** START AVAILABLE DATA **

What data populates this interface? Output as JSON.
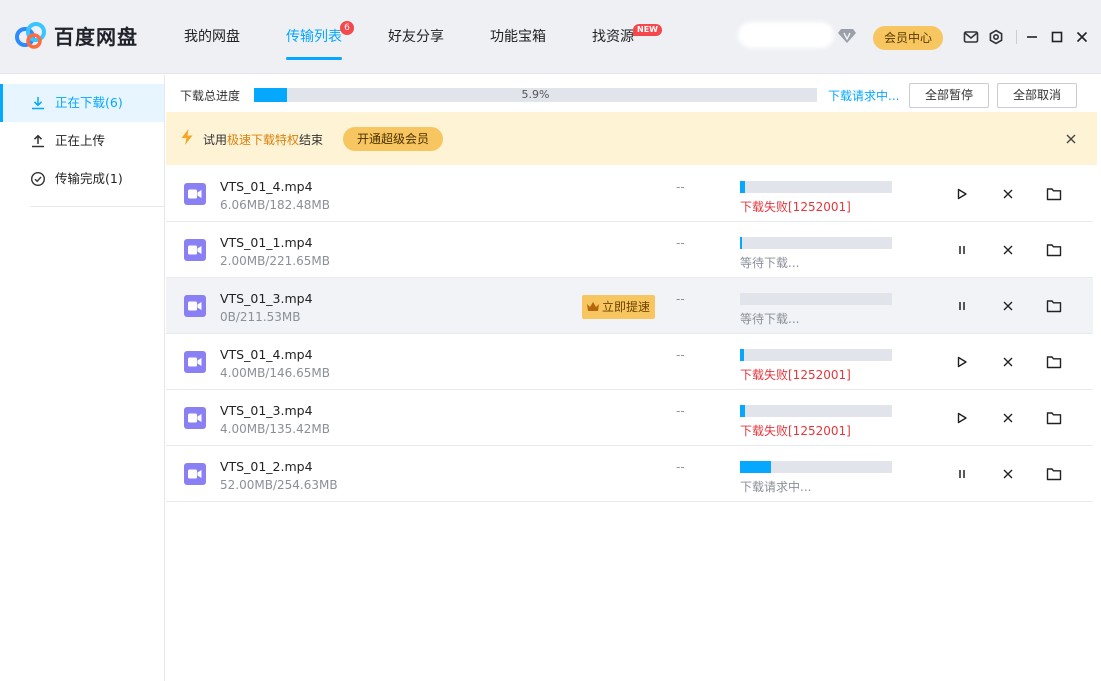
{
  "app": {
    "name": "百度网盘"
  },
  "nav": {
    "items": [
      {
        "label": "我的网盘"
      },
      {
        "label": "传输列表",
        "badge": "6"
      },
      {
        "label": "好友分享"
      },
      {
        "label": "功能宝箱"
      },
      {
        "label": "找资源",
        "badge": "NEW"
      }
    ]
  },
  "header": {
    "vip_label": "会员中心"
  },
  "sidebar": {
    "items": [
      {
        "label": "正在下载(6)"
      },
      {
        "label": "正在上传"
      },
      {
        "label": "传输完成(1)"
      }
    ]
  },
  "summary": {
    "label": "下载总进度",
    "percent": "5.9%",
    "progress": 0.059,
    "status": "下载请求中...",
    "pause_all": "全部暂停",
    "cancel_all": "全部取消"
  },
  "promo": {
    "prefix": "试用",
    "highlight": "极速下载特权",
    "suffix": "结束",
    "button": "开通超级会员"
  },
  "boost_label": "立即提速",
  "colors": {
    "accent": "#06a7ff",
    "error": "#e0383e",
    "gold": "#f7c660"
  },
  "files": [
    {
      "name": "VTS_01_4.mp4",
      "size": "6.06MB/182.48MB",
      "speed": "--",
      "progress": 0.033,
      "status": "下载失败[1252001]",
      "status_type": "error",
      "action": "play"
    },
    {
      "name": "VTS_01_1.mp4",
      "size": "2.00MB/221.65MB",
      "speed": "--",
      "progress": 0.009,
      "status": "等待下载...",
      "status_type": "normal",
      "action": "pause"
    },
    {
      "name": "VTS_01_3.mp4",
      "size": "0B/211.53MB",
      "speed": "--",
      "progress": 0,
      "status": "等待下载...",
      "status_type": "normal",
      "action": "pause"
    },
    {
      "name": "VTS_01_4.mp4",
      "size": "4.00MB/146.65MB",
      "speed": "--",
      "progress": 0.027,
      "status": "下载失败[1252001]",
      "status_type": "error",
      "action": "play"
    },
    {
      "name": "VTS_01_3.mp4",
      "size": "4.00MB/135.42MB",
      "speed": "--",
      "progress": 0.03,
      "status": "下载失败[1252001]",
      "status_type": "error",
      "action": "play"
    },
    {
      "name": "VTS_01_2.mp4",
      "size": "52.00MB/254.63MB",
      "speed": "--",
      "progress": 0.204,
      "status": "下载请求中...",
      "status_type": "normal",
      "action": "pause"
    }
  ]
}
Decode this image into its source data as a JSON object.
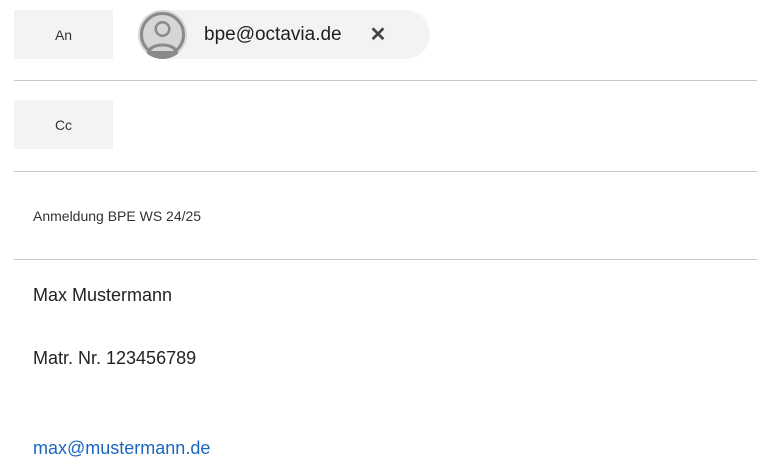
{
  "header": {
    "to_label": "An",
    "cc_label": "Cc"
  },
  "recipients": [
    {
      "email": "bpe@octavia.de",
      "remove_icon": "close-icon",
      "avatar_icon": "person-avatar-icon"
    }
  ],
  "subject": "Anmeldung BPE WS 24/25",
  "body": {
    "line1": "Max Mustermann",
    "line2": "Matr. Nr. 123456789",
    "link": "max@mustermann.de"
  },
  "colors": {
    "link": "#1a66c2",
    "chip_background": "#f3f3f3",
    "divider": "#c8c8c8"
  }
}
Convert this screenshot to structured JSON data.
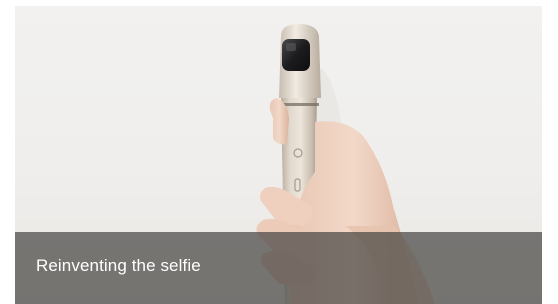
{
  "hero": {
    "image_subject": "hand holding a handheld 360 selfie camera",
    "caption": "Reinventing the selfie"
  },
  "colors": {
    "background": "#f0efed",
    "caption_overlay": "#484644",
    "caption_text": "#ffffff",
    "device_body": "#d9cfc2"
  }
}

** END AVAILABLE DATA **

#### [BRIEF]
How many lines of the records contain the string "icon"? Respond with the number alone.

#### [SOLUTION TO THE EXERCISE]
2